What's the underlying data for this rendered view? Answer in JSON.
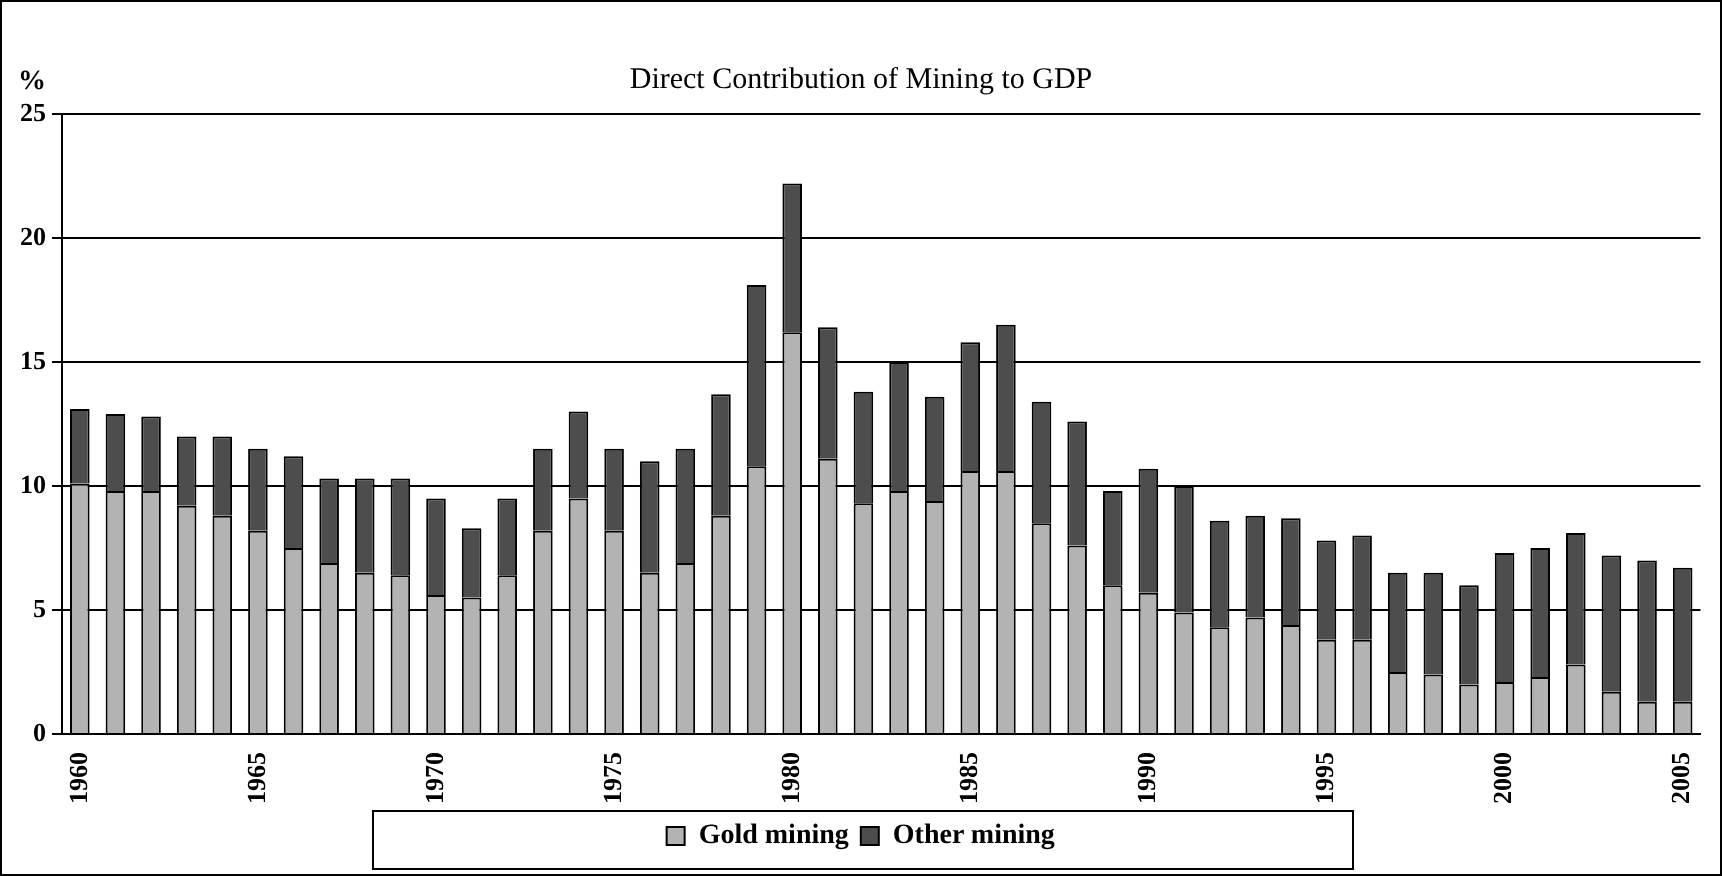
{
  "chart_data": {
    "type": "bar",
    "title": "Direct Contribution of Mining to GDP",
    "ylabel": "%",
    "stacked": true,
    "categories": [
      "1960",
      null,
      null,
      null,
      null,
      "1965",
      null,
      null,
      null,
      null,
      "1970",
      null,
      null,
      null,
      null,
      "1975",
      null,
      null,
      null,
      null,
      "1980",
      null,
      null,
      null,
      null,
      "1985",
      null,
      null,
      null,
      null,
      "1990",
      null,
      null,
      null,
      null,
      "1995",
      null,
      null,
      null,
      null,
      "2000",
      null,
      null,
      null,
      null,
      "2005"
    ],
    "series": [
      {
        "name": "Gold mining",
        "color": "#b3b3b3",
        "values": [
          10.1,
          9.8,
          9.8,
          9.2,
          8.8,
          8.2,
          7.5,
          6.9,
          6.5,
          6.4,
          5.6,
          5.5,
          6.4,
          8.2,
          9.5,
          8.2,
          6.5,
          6.9,
          8.8,
          10.8,
          16.2,
          11.1,
          9.3,
          9.8,
          9.4,
          10.6,
          10.6,
          8.5,
          7.6,
          6.0,
          5.7,
          4.9,
          4.3,
          4.7,
          4.4,
          3.8,
          3.8,
          2.5,
          2.4,
          2.0,
          2.1,
          2.3,
          2.8,
          1.7,
          1.3,
          1.3
        ]
      },
      {
        "name": "Other mining",
        "color": "#4d4d4d",
        "values": [
          3.0,
          3.1,
          3.0,
          2.8,
          3.2,
          3.3,
          3.7,
          3.4,
          3.8,
          3.9,
          3.9,
          2.8,
          3.1,
          3.3,
          3.5,
          3.3,
          4.5,
          4.6,
          4.9,
          7.3,
          6.0,
          5.3,
          4.5,
          5.2,
          4.2,
          5.2,
          5.9,
          4.9,
          5.0,
          3.8,
          5.0,
          5.1,
          4.3,
          4.1,
          4.3,
          4.0,
          4.2,
          4.0,
          4.1,
          4.0,
          5.2,
          5.2,
          5.3,
          5.5,
          5.7,
          5.4
        ]
      }
    ],
    "ylim": [
      0,
      25
    ],
    "yticks": [
      0,
      5,
      10,
      15,
      20,
      25
    ],
    "grid": "y",
    "legend": "bottom"
  }
}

┄┄┄┄┄┄┄┄┄┄┄┄┄┄┄┄┄┄┄┄

### [Required work]
Produce an exact copy of each line of data, skipping embedded images.

### [Output of the exercise]
What's the underlying data for this rendered view? Answer in JSON.
{
  "chart_data": {
    "type": "bar",
    "title": "Direct Contribution of Mining to GDP",
    "ylabel": "%",
    "stacked": true,
    "categories": [
      "1960",
      null,
      null,
      null,
      null,
      "1965",
      null,
      null,
      null,
      null,
      "1970",
      null,
      null,
      null,
      null,
      "1975",
      null,
      null,
      null,
      null,
      "1980",
      null,
      null,
      null,
      null,
      "1985",
      null,
      null,
      null,
      null,
      "1990",
      null,
      null,
      null,
      null,
      "1995",
      null,
      null,
      null,
      null,
      "2000",
      null,
      null,
      null,
      null,
      "2005"
    ],
    "series": [
      {
        "name": "Gold mining",
        "color": "#b3b3b3",
        "values": [
          10.1,
          9.8,
          9.8,
          9.2,
          8.8,
          8.2,
          7.5,
          6.9,
          6.5,
          6.4,
          5.6,
          5.5,
          6.4,
          8.2,
          9.5,
          8.2,
          6.5,
          6.9,
          8.8,
          10.8,
          16.2,
          11.1,
          9.3,
          9.8,
          9.4,
          10.6,
          10.6,
          8.5,
          7.6,
          6.0,
          5.7,
          4.9,
          4.3,
          4.7,
          4.4,
          3.8,
          3.8,
          2.5,
          2.4,
          2.0,
          2.1,
          2.3,
          2.8,
          1.7,
          1.3,
          1.3
        ]
      },
      {
        "name": "Other mining",
        "color": "#4d4d4d",
        "values": [
          3.0,
          3.1,
          3.0,
          2.8,
          3.2,
          3.3,
          3.7,
          3.4,
          3.8,
          3.9,
          3.9,
          2.8,
          3.1,
          3.3,
          3.5,
          3.3,
          4.5,
          4.6,
          4.9,
          7.3,
          6.0,
          5.3,
          4.5,
          5.2,
          4.2,
          5.2,
          5.9,
          4.9,
          5.0,
          3.8,
          5.0,
          5.1,
          4.3,
          4.1,
          4.3,
          4.0,
          4.2,
          4.0,
          4.1,
          4.0,
          5.2,
          5.2,
          5.3,
          5.5,
          5.7,
          5.4
        ]
      }
    ],
    "ylim": [
      0,
      25
    ],
    "yticks": [
      0,
      5,
      10,
      15,
      20,
      25
    ],
    "grid": "y",
    "legend": "bottom"
  }
}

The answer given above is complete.